▸ **Task brief**: Take each line containing the word "Ksibet" and copy it.

%%

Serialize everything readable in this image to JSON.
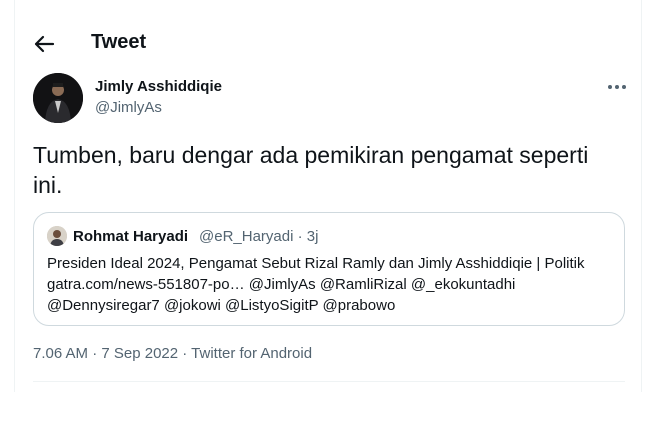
{
  "header": {
    "title": "Tweet",
    "back_icon": "arrow-left-icon"
  },
  "tweet": {
    "author_name": "Jimly Asshiddiqie",
    "author_handle": "@JimlyAs",
    "text": "Tumben, baru dengar ada pemikiran pengamat seperti ini.",
    "more_icon": "more-horizontal-icon",
    "timestamp": "7.06 AM · 7 Sep 2022 · Twitter for Android"
  },
  "quote": {
    "author_name": "Rohmat Haryadi",
    "meta": "@eR_Haryadi · 3j",
    "lines": [
      "Presiden Ideal 2024, Pengamat Sebut Rizal Ramly dan Jimly Asshiddiqie | Politik",
      "gatra.com/news-551807-po… @JimlyAs @RamliRizal @_ekokuntadhi",
      "@Dennysiregar7 @jokowi @ListyoSigitP @prabowo"
    ]
  },
  "colors": {
    "text_primary": "#0f1419",
    "text_secondary": "#536471",
    "border": "#cfd9de",
    "divider": "#eff3f4"
  }
}
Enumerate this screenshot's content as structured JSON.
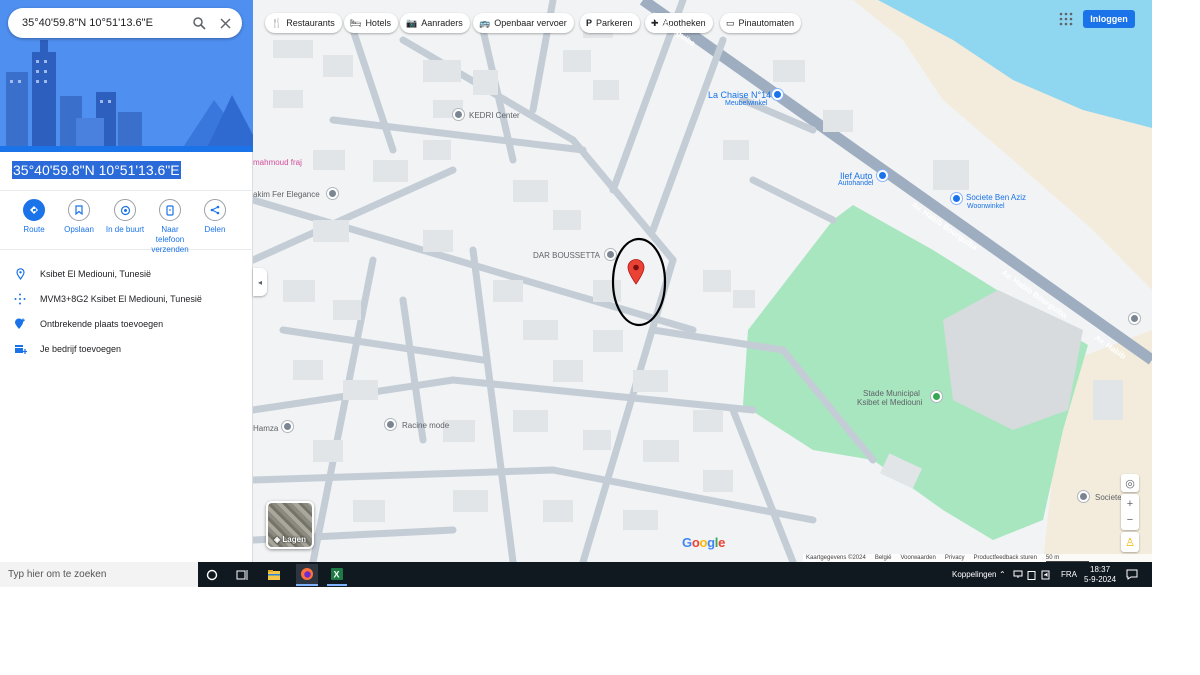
{
  "search": {
    "value": "35°40'59.8\"N 10°51'13.6\"E"
  },
  "place": {
    "title": "35°40'59.8\"N 10°51'13.6\"E",
    "actions": [
      {
        "label": "Route",
        "icon": "directions-icon"
      },
      {
        "label": "Opslaan",
        "icon": "bookmark-icon"
      },
      {
        "label": "In de buurt",
        "icon": "nearby-icon"
      },
      {
        "label": "Naar telefoon verzenden",
        "icon": "send-to-phone-icon"
      },
      {
        "label": "Delen",
        "icon": "share-icon"
      }
    ],
    "info": [
      {
        "text": "Ksibet El Mediouni, Tunesië",
        "icon": "location-pin-icon"
      },
      {
        "text": "MVM3+8G2 Ksibet El Mediouni, Tunesië",
        "icon": "plus-code-icon"
      },
      {
        "text": "Ontbrekende plaats toevoegen",
        "icon": "add-place-icon"
      },
      {
        "text": "Je bedrijf toevoegen",
        "icon": "add-business-icon"
      }
    ]
  },
  "map": {
    "chips": [
      {
        "label": "Restaurants",
        "glyph": "🍴"
      },
      {
        "label": "Hotels",
        "glyph": "🛏"
      },
      {
        "label": "Aanraders",
        "glyph": "📷"
      },
      {
        "label": "Openbaar vervoer",
        "glyph": "🚌"
      },
      {
        "label": "Parkeren",
        "glyph": "P"
      },
      {
        "label": "Apotheken",
        "glyph": "✚"
      },
      {
        "label": "Pinautomaten",
        "glyph": "▭"
      }
    ],
    "login_label": "Inloggen",
    "labels": {
      "kedri": "KEDRI Center",
      "lachaise": "La Chaise N°14",
      "meubel": "Meubelwinkel",
      "mahmoud": "mahmoud fraj",
      "elegance": "akim Fer Elegance",
      "autohandel_name": "Ilef Auto",
      "autohandel": "Autohandel",
      "benaziz": "Societe Ben Aziz",
      "woonwinkel": "Woonwinkel",
      "darboussetta": "DAR BOUSSETTA",
      "stade1": "Stade Municipal",
      "stade2": "Ksibet el Mediouni",
      "hamza": "Hamza",
      "racine": "Racine mode",
      "societe2": "Societe",
      "road1": "Av. Bourguiba",
      "road2": "Av. Habib Bourguiba",
      "road3": "Av. Habib Bourguiba",
      "road4": "Av. Habib"
    },
    "layers_label": "Lagen",
    "google_logo": "Google",
    "footer": [
      "Kaartgegevens ©2024",
      "België",
      "Voorwaarden",
      "Privacy",
      "Productfeedback sturen",
      "50 m"
    ]
  },
  "taskbar": {
    "search_placeholder": "Typ hier om te zoeken",
    "links_label": "Koppelingen",
    "lang": "FRA",
    "time": "18:37",
    "date": "5-9-2024"
  },
  "colors": {
    "accent": "#1a73e8",
    "park": "#a8e6c0",
    "water": "#8fd6f0",
    "pin": "#ea4335"
  }
}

%%

▸ **The solution**:
        "text": "Ksibet El Mediouni, Tunesië",
        "text": "MVM3+8G2 Ksibet El Mediouni, Tunesië",
      "stade2": "Ksibet el Mediouni",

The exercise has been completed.